PROBLEM REQUIREMENTS -
Omit the pictures, then reproduce every remaining record exactly.

RECORDS SHOWN -
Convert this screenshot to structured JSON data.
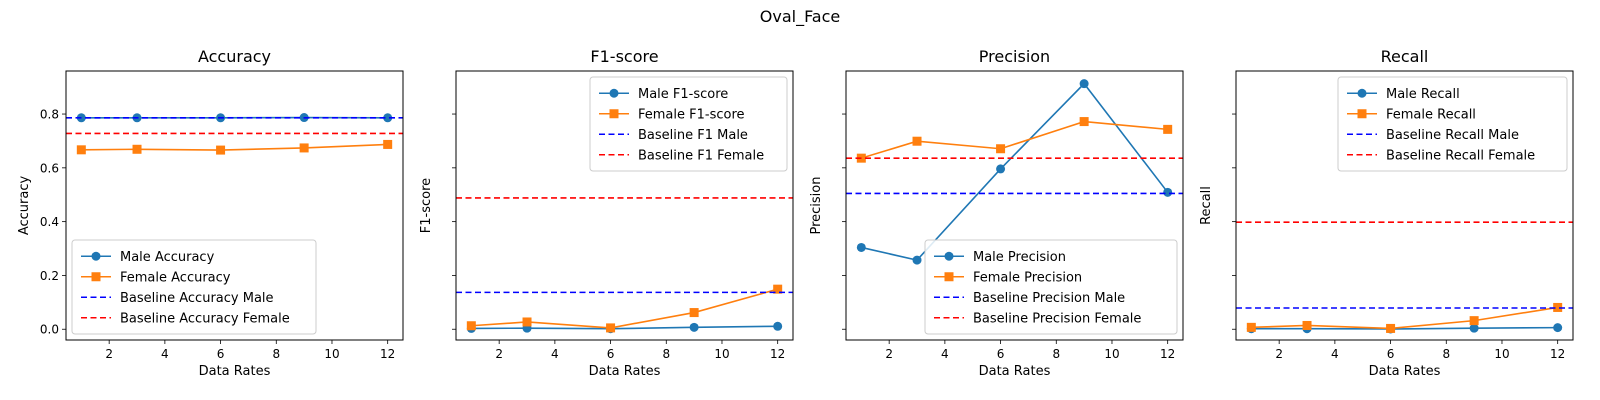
{
  "suptitle": "Oval_Face",
  "colors": {
    "male": "#1f77b4",
    "female": "#ff7f0e",
    "baseline_male": "#0000ff",
    "baseline_female": "#ff0000"
  },
  "chart_data": [
    {
      "type": "line",
      "title": "Accuracy",
      "xlabel": "Data Rates",
      "ylabel": "Accuracy",
      "xlim": [
        0.45,
        12.55
      ],
      "ylim": [
        -0.04,
        0.96
      ],
      "xticks": [
        2,
        4,
        6,
        8,
        10,
        12
      ],
      "yticks": [
        0.0,
        0.2,
        0.4,
        0.6,
        0.8
      ],
      "ytick_labels_visible": true,
      "legend_position": "lower-left",
      "x": [
        1,
        3,
        6,
        9,
        12
      ],
      "series": [
        {
          "name": "Male Accuracy",
          "marker": "circle",
          "color_key": "male",
          "values": [
            0.786,
            0.786,
            0.786,
            0.787,
            0.786
          ]
        },
        {
          "name": "Female Accuracy",
          "marker": "square",
          "color_key": "female",
          "values": [
            0.667,
            0.669,
            0.666,
            0.674,
            0.687
          ]
        }
      ],
      "baselines": [
        {
          "name": "Baseline Accuracy Male",
          "color_key": "baseline_male",
          "value": 0.786
        },
        {
          "name": "Baseline Accuracy Female",
          "color_key": "baseline_female",
          "value": 0.728
        }
      ]
    },
    {
      "type": "line",
      "title": "F1-score",
      "xlabel": "Data Rates",
      "ylabel": "F1-score",
      "xlim": [
        0.45,
        12.55
      ],
      "ylim": [
        -0.04,
        0.96
      ],
      "xticks": [
        2,
        4,
        6,
        8,
        10,
        12
      ],
      "yticks": [
        0.0,
        0.2,
        0.4,
        0.6,
        0.8
      ],
      "ytick_labels_visible": false,
      "legend_position": "upper-right",
      "x": [
        1,
        3,
        6,
        9,
        12
      ],
      "series": [
        {
          "name": "Male F1-score",
          "marker": "circle",
          "color_key": "male",
          "values": [
            0.003,
            0.004,
            0.002,
            0.007,
            0.011
          ]
        },
        {
          "name": "Female F1-score",
          "marker": "square",
          "color_key": "female",
          "values": [
            0.013,
            0.027,
            0.005,
            0.062,
            0.149
          ]
        }
      ],
      "baselines": [
        {
          "name": "Baseline F1 Male",
          "color_key": "baseline_male",
          "value": 0.137
        },
        {
          "name": "Baseline F1 Female",
          "color_key": "baseline_female",
          "value": 0.488
        }
      ]
    },
    {
      "type": "line",
      "title": "Precision",
      "xlabel": "Data Rates",
      "ylabel": "Precision",
      "xlim": [
        0.45,
        12.55
      ],
      "ylim": [
        -0.04,
        0.96
      ],
      "xticks": [
        2,
        4,
        6,
        8,
        10,
        12
      ],
      "yticks": [
        0.0,
        0.2,
        0.4,
        0.6,
        0.8
      ],
      "ytick_labels_visible": false,
      "legend_position": "lower-right",
      "x": [
        1,
        3,
        6,
        9,
        12
      ],
      "series": [
        {
          "name": "Male Precision",
          "marker": "circle",
          "color_key": "male",
          "values": [
            0.304,
            0.257,
            0.596,
            0.913,
            0.509
          ]
        },
        {
          "name": "Female Precision",
          "marker": "square",
          "color_key": "female",
          "values": [
            0.636,
            0.699,
            0.671,
            0.772,
            0.743
          ]
        }
      ],
      "baselines": [
        {
          "name": "Baseline Precision Male",
          "color_key": "baseline_male",
          "value": 0.505
        },
        {
          "name": "Baseline Precision Female",
          "color_key": "baseline_female",
          "value": 0.636
        }
      ]
    },
    {
      "type": "line",
      "title": "Recall",
      "xlabel": "Data Rates",
      "ylabel": "Recall",
      "xlim": [
        0.45,
        12.55
      ],
      "ylim": [
        -0.04,
        0.96
      ],
      "xticks": [
        2,
        4,
        6,
        8,
        10,
        12
      ],
      "yticks": [
        0.0,
        0.2,
        0.4,
        0.6,
        0.8
      ],
      "ytick_labels_visible": false,
      "legend_position": "upper-right",
      "x": [
        1,
        3,
        6,
        9,
        12
      ],
      "series": [
        {
          "name": "Male Recall",
          "marker": "circle",
          "color_key": "male",
          "values": [
            0.002,
            0.002,
            0.001,
            0.004,
            0.006
          ]
        },
        {
          "name": "Female Recall",
          "marker": "square",
          "color_key": "female",
          "values": [
            0.007,
            0.014,
            0.003,
            0.032,
            0.081
          ]
        }
      ],
      "baselines": [
        {
          "name": "Baseline Recall Male",
          "color_key": "baseline_male",
          "value": 0.079
        },
        {
          "name": "Baseline Recall Female",
          "color_key": "baseline_female",
          "value": 0.398
        }
      ]
    }
  ]
}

IN RESPONSE -
Convert this screenshot to structured JSON data.
{
  "suptitle": "Oval_Face",
  "colors": {
    "male": "#1f77b4",
    "female": "#ff7f0e",
    "baseline_male": "#0000ff",
    "baseline_female": "#ff0000"
  },
  "chart_data": [
    {
      "type": "line",
      "title": "Accuracy",
      "xlabel": "Data Rates",
      "ylabel": "Accuracy",
      "xlim": [
        0.45,
        12.55
      ],
      "ylim": [
        -0.04,
        0.96
      ],
      "xticks": [
        2,
        4,
        6,
        8,
        10,
        12
      ],
      "yticks": [
        0.0,
        0.2,
        0.4,
        0.6,
        0.8
      ],
      "ytick_labels_visible": true,
      "legend_position": "lower-left",
      "x": [
        1,
        3,
        6,
        9,
        12
      ],
      "series": [
        {
          "name": "Male Accuracy",
          "marker": "circle",
          "color_key": "male",
          "values": [
            0.786,
            0.786,
            0.786,
            0.787,
            0.786
          ]
        },
        {
          "name": "Female Accuracy",
          "marker": "square",
          "color_key": "female",
          "values": [
            0.667,
            0.669,
            0.666,
            0.674,
            0.687
          ]
        }
      ],
      "baselines": [
        {
          "name": "Baseline Accuracy Male",
          "color_key": "baseline_male",
          "value": 0.786
        },
        {
          "name": "Baseline Accuracy Female",
          "color_key": "baseline_female",
          "value": 0.728
        }
      ]
    },
    {
      "type": "line",
      "title": "F1-score",
      "xlabel": "Data Rates",
      "ylabel": "F1-score",
      "xlim": [
        0.45,
        12.55
      ],
      "ylim": [
        -0.04,
        0.96
      ],
      "xticks": [
        2,
        4,
        6,
        8,
        10,
        12
      ],
      "yticks": [
        0.0,
        0.2,
        0.4,
        0.6,
        0.8
      ],
      "ytick_labels_visible": false,
      "legend_position": "upper-right",
      "x": [
        1,
        3,
        6,
        9,
        12
      ],
      "series": [
        {
          "name": "Male F1-score",
          "marker": "circle",
          "color_key": "male",
          "values": [
            0.003,
            0.004,
            0.002,
            0.007,
            0.011
          ]
        },
        {
          "name": "Female F1-score",
          "marker": "square",
          "color_key": "female",
          "values": [
            0.013,
            0.027,
            0.005,
            0.062,
            0.149
          ]
        }
      ],
      "baselines": [
        {
          "name": "Baseline F1 Male",
          "color_key": "baseline_male",
          "value": 0.137
        },
        {
          "name": "Baseline F1 Female",
          "color_key": "baseline_female",
          "value": 0.488
        }
      ]
    },
    {
      "type": "line",
      "title": "Precision",
      "xlabel": "Data Rates",
      "ylabel": "Precision",
      "xlim": [
        0.45,
        12.55
      ],
      "ylim": [
        -0.04,
        0.96
      ],
      "xticks": [
        2,
        4,
        6,
        8,
        10,
        12
      ],
      "yticks": [
        0.0,
        0.2,
        0.4,
        0.6,
        0.8
      ],
      "ytick_labels_visible": false,
      "legend_position": "lower-right",
      "x": [
        1,
        3,
        6,
        9,
        12
      ],
      "series": [
        {
          "name": "Male Precision",
          "marker": "circle",
          "color_key": "male",
          "values": [
            0.304,
            0.257,
            0.596,
            0.913,
            0.509
          ]
        },
        {
          "name": "Female Precision",
          "marker": "square",
          "color_key": "female",
          "values": [
            0.636,
            0.699,
            0.671,
            0.772,
            0.743
          ]
        }
      ],
      "baselines": [
        {
          "name": "Baseline Precision Male",
          "color_key": "baseline_male",
          "value": 0.505
        },
        {
          "name": "Baseline Precision Female",
          "color_key": "baseline_female",
          "value": 0.636
        }
      ]
    },
    {
      "type": "line",
      "title": "Recall",
      "xlabel": "Data Rates",
      "ylabel": "Recall",
      "xlim": [
        0.45,
        12.55
      ],
      "ylim": [
        -0.04,
        0.96
      ],
      "xticks": [
        2,
        4,
        6,
        8,
        10,
        12
      ],
      "yticks": [
        0.0,
        0.2,
        0.4,
        0.6,
        0.8
      ],
      "ytick_labels_visible": false,
      "legend_position": "upper-right",
      "x": [
        1,
        3,
        6,
        9,
        12
      ],
      "series": [
        {
          "name": "Male Recall",
          "marker": "circle",
          "color_key": "male",
          "values": [
            0.002,
            0.002,
            0.001,
            0.004,
            0.006
          ]
        },
        {
          "name": "Female Recall",
          "marker": "square",
          "color_key": "female",
          "values": [
            0.007,
            0.014,
            0.003,
            0.032,
            0.081
          ]
        }
      ],
      "baselines": [
        {
          "name": "Baseline Recall Male",
          "color_key": "baseline_male",
          "value": 0.079
        },
        {
          "name": "Baseline Recall Female",
          "color_key": "baseline_female",
          "value": 0.398
        }
      ]
    }
  ]
}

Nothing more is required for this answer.